▸ **Stated problem**: Only the lines from the one containing "What text is on this page?" through the final line of the material below should be output, exactly as they stand.

Some records:
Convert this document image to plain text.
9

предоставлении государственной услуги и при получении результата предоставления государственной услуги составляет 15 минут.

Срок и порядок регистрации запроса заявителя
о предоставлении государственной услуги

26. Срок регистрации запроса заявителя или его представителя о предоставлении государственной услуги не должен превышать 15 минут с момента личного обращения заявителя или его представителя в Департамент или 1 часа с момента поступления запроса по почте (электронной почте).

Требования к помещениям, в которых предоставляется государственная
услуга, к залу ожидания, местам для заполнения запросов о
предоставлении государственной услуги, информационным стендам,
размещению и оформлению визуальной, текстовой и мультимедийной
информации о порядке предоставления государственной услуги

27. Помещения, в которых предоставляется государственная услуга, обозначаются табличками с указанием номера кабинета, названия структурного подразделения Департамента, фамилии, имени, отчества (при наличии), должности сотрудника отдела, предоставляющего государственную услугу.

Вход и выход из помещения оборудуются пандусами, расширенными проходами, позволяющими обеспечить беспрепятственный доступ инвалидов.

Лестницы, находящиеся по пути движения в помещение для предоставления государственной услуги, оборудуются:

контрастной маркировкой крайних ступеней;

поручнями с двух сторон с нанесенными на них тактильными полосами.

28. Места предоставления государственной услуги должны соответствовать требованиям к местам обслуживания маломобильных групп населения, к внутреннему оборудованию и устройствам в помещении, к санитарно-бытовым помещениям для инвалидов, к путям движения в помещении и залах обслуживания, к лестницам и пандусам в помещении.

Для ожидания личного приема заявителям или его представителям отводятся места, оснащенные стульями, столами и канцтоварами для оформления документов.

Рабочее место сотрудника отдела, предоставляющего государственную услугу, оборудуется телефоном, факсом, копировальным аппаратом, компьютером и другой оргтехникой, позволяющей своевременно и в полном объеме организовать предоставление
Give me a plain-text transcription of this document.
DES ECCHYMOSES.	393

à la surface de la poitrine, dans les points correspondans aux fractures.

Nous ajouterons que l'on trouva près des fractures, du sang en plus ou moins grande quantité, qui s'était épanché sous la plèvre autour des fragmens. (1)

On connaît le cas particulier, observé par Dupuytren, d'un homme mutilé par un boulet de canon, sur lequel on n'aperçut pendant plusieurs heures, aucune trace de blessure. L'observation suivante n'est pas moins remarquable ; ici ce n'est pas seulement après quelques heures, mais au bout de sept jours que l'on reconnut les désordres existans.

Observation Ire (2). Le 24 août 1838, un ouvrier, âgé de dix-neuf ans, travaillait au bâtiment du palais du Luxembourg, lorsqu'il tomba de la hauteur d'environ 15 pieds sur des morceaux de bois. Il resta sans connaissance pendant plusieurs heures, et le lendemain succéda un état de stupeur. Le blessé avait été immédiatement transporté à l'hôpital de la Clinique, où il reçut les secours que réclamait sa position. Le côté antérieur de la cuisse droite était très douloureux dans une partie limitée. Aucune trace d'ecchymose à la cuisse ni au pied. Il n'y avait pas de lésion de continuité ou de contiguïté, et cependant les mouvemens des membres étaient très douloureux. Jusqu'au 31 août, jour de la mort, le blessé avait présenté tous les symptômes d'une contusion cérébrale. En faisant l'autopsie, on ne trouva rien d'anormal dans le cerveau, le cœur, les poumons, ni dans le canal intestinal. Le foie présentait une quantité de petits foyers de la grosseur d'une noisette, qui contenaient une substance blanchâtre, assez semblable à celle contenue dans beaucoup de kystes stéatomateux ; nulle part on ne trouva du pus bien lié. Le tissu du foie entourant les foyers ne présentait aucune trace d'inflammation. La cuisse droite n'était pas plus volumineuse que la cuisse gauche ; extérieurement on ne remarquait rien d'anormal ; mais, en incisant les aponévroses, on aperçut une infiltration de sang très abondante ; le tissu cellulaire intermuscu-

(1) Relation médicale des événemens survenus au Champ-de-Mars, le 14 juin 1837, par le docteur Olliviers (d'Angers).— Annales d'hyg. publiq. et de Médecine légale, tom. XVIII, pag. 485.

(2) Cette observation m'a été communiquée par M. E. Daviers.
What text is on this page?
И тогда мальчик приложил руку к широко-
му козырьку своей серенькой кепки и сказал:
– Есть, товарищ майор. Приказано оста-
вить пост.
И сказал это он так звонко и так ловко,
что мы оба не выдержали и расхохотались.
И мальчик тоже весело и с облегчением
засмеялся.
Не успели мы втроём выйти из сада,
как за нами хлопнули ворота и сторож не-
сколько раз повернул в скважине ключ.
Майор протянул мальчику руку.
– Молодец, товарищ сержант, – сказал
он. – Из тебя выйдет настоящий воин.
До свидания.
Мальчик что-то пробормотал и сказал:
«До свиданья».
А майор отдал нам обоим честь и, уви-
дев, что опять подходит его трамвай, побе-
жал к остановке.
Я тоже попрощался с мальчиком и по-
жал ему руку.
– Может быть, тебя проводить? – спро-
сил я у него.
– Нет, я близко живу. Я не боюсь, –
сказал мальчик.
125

▸ **Answer to the exercise**:
What text is on this page?
И тогда мальчик приложил руку к широко-
му козырьку своей серенькой кепки и сказал:
– Есть, товарищ майор. Приказано оста-
вить пост.
И сказал это он так звонко и так ловко,
что мы оба не выдержали и расхохотались.
И мальчик тоже весело и с облегчением
засмеялся.
Не успели мы втроём выйти из сада,
как за нами хлопнули ворота и сторож не-
сколько раз повернул в скважине ключ.
Майор протянул мальчику руку.
– Молодец, товарищ сержант, – сказал
он. – Из тебя выйдет настоящий воин.
До свидания.
Мальчик что-то пробормотал и сказал:
«До свиданья».
А майор отдал нам обоим честь и, уви-
дев, что опять подходит его трамвай, побе-
жал к остановке.
Я тоже попрощался с мальчиком и по-
жал ему руку.
– Может быть, тебя проводить? – спро-
сил я у него.
– Нет, я близко живу. Я не боюсь, –
сказал мальчик.
125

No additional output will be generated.